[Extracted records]
• • •
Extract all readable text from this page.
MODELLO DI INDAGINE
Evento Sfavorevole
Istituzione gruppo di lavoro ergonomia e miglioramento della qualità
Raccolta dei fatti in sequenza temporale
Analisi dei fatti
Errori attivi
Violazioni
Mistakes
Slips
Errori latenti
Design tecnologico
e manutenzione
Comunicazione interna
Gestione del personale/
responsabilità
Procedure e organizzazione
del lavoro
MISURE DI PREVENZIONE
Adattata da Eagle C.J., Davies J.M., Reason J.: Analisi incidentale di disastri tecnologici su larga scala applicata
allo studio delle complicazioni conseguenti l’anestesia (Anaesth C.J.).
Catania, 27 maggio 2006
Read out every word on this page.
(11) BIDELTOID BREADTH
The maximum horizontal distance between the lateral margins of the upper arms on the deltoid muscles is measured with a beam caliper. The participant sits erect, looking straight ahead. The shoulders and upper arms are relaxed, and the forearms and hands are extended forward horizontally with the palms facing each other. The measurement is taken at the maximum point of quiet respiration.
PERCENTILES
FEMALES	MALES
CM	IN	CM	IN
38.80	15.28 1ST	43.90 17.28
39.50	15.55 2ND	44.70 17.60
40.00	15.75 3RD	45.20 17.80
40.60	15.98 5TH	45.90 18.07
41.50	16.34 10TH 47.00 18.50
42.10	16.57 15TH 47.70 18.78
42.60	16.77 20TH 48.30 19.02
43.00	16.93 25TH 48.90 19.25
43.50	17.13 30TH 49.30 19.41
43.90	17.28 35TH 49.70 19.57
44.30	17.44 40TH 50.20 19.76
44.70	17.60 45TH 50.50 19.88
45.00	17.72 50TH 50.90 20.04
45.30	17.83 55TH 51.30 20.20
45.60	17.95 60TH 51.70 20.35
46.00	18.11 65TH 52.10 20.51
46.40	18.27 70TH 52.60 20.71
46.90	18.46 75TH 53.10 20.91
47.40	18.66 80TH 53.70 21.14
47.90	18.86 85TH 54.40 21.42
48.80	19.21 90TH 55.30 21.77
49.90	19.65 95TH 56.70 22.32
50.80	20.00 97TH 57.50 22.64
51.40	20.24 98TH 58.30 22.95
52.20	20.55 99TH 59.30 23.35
• • •
STATED TASK: Produce an exact copy of all the records.

OUTPUT FOR THIS EXERCISE:
Extract all readable text from this page.
MODELLO DI INDAGINE
Evento Sfavorevole
Istituzione gruppo di lavoro ergonomia e miglioramento della qualità
Raccolta dei fatti in sequenza temporale
Analisi dei fatti
Errori attivi
Violazioni
Mistakes
Slips
Errori latenti
Design tecnologico
e manutenzione
Comunicazione interna
Gestione del personale/
responsabilità
Procedure e organizzazione
del lavoro
MISURE DI PREVENZIONE
Adattata da Eagle C.J., Davies J.M., Reason J.: Analisi incidentale di disastri tecnologici su larga scala applicata
allo studio delle complicazioni conseguenti l’anestesia (Anaesth C.J.).
Catania, 27 maggio 2006
Read out every word on this page.
(11) BIDELTOID BREADTH
The maximum horizontal distance between the lateral margins of the upper arms on the deltoid muscles is measured with a beam caliper. The participant sits erect, looking straight ahead. The shoulders and upper arms are relaxed, and the forearms and hands are extended forward horizontally with the palms facing each other. The measurement is taken at the maximum point of quiet respiration.
PERCENTILES
FEMALES	MALES
CM	IN	CM	IN
38.80	15.28 1ST	43.90 17.28
39.50	15.55 2ND	44.70 17.60
40.00	15.75 3RD	45.20 17.80
40.60	15.98 5TH	45.90 18.07
41.50	16.34 10TH 47.00 18.50
42.10	16.57 15TH 47.70 18.78
42.60	16.77 20TH 48.30 19.02
43.00	16.93 25TH 48.90 19.25
43.50	17.13 30TH 49.30 19.41
43.90	17.28 35TH 49.70 19.57
44.30	17.44 40TH 50.20 19.76
44.70	17.60 45TH 50.50 19.88
45.00	17.72 50TH 50.90 20.04
45.30	17.83 55TH 51.30 20.20
45.60	17.95 60TH 51.70 20.35
46.00	18.11 65TH 52.10 20.51
46.40	18.27 70TH 52.60 20.71
46.90	18.46 75TH 53.10 20.91
47.40	18.66 80TH 53.70 21.14
47.90	18.86 85TH 54.40 21.42
48.80	19.21 90TH 55.30 21.77
49.90	19.65 95TH 56.70 22.32
50.80	20.00 97TH 57.50 22.64
51.40	20.24 98TH 58.30 22.95
52.20	20.55 99TH 59.30 23.35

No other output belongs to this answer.